What is needed: Review the material line by line. Identify and copy every line that contains the string "into".

⟨

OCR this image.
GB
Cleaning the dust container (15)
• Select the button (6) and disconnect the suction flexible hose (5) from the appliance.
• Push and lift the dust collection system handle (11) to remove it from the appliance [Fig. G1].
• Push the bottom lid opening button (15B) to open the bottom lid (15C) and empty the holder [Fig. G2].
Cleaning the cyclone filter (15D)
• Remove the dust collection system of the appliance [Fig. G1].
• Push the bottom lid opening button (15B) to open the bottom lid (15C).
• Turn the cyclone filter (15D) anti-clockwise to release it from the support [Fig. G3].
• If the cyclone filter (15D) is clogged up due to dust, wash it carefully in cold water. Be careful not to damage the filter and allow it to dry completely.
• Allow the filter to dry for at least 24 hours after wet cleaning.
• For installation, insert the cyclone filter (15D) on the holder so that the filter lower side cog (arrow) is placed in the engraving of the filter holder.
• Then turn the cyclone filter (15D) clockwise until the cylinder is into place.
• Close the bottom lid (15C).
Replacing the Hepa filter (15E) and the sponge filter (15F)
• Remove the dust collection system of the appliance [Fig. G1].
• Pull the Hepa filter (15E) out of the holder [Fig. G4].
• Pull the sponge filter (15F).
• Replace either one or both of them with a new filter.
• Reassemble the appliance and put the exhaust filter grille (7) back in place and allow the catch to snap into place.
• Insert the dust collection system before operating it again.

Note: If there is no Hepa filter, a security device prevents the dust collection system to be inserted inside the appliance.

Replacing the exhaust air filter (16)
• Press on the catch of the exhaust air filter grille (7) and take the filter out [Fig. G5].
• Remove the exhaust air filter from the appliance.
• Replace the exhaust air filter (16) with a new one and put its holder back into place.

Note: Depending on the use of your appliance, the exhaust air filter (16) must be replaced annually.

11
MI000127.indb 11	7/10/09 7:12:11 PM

⟩

Result:
• Then turn the cyclone filter (15D) clockwise until the cylinder is into place.
• Reassemble the appliance and put the exhaust filter grille (7) back in place and allow the catch to snap into place.
• Replace the exhaust air filter (16) with a new one and put its holder back into place.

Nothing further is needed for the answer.